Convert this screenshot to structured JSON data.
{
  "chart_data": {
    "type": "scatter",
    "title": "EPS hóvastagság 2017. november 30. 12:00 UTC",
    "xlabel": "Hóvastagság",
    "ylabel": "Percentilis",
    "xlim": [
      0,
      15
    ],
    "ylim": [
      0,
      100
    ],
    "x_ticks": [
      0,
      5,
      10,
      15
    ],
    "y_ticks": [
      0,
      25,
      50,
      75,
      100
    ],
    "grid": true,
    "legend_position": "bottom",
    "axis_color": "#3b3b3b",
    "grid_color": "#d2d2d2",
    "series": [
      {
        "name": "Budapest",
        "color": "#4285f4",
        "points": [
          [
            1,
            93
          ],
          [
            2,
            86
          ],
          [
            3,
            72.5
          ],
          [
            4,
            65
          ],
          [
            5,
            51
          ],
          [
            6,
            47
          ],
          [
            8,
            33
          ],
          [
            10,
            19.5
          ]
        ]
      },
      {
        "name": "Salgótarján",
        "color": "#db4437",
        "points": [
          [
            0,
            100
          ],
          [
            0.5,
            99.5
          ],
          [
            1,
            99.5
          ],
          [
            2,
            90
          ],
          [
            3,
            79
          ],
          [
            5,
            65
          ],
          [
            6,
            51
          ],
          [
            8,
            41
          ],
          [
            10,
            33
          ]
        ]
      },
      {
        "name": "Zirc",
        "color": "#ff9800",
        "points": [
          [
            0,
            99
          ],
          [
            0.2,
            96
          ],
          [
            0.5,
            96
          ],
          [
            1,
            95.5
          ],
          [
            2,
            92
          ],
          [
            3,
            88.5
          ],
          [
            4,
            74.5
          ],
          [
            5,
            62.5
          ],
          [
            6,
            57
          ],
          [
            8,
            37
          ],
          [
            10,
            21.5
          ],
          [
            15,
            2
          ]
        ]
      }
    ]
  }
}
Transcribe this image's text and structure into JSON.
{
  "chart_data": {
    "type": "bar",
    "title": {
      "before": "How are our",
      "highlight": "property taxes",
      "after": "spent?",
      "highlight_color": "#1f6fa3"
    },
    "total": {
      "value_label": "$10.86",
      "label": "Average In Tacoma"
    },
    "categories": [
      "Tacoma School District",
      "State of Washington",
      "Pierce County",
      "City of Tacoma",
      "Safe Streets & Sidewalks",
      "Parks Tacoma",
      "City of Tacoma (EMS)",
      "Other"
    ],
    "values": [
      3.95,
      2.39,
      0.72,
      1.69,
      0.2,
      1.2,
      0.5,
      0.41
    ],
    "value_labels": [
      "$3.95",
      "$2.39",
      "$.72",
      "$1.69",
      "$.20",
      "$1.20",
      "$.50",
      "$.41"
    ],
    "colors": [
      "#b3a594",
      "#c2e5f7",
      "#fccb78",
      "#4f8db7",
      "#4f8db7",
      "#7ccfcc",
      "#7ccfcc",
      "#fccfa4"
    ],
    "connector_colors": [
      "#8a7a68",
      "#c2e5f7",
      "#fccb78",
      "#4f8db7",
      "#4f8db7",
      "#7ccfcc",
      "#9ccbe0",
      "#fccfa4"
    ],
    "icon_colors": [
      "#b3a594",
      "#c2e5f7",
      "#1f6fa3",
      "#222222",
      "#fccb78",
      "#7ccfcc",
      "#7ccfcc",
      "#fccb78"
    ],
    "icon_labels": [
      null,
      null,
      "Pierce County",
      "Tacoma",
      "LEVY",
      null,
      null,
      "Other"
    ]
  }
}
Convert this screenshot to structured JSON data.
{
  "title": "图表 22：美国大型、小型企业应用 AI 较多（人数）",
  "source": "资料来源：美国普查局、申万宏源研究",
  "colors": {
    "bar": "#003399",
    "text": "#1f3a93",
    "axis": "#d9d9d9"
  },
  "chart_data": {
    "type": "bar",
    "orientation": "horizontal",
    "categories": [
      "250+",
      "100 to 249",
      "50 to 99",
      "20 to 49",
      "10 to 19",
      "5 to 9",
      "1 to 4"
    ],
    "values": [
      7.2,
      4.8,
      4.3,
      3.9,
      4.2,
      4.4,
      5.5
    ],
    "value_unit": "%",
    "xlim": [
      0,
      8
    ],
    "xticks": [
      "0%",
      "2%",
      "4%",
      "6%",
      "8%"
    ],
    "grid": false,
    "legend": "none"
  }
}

────────────────

● **TASK INSTRUCTIONS**:
Gather each line of the listing containing the word "title" and show it.

● **FINAL RESULT**:
    "title": "EPS hóvastagság 2017. november 30. 12:00 UTC",
    "title": {
  "title": "图表 22：美国大型、小型企业应用 AI 较多（人数）",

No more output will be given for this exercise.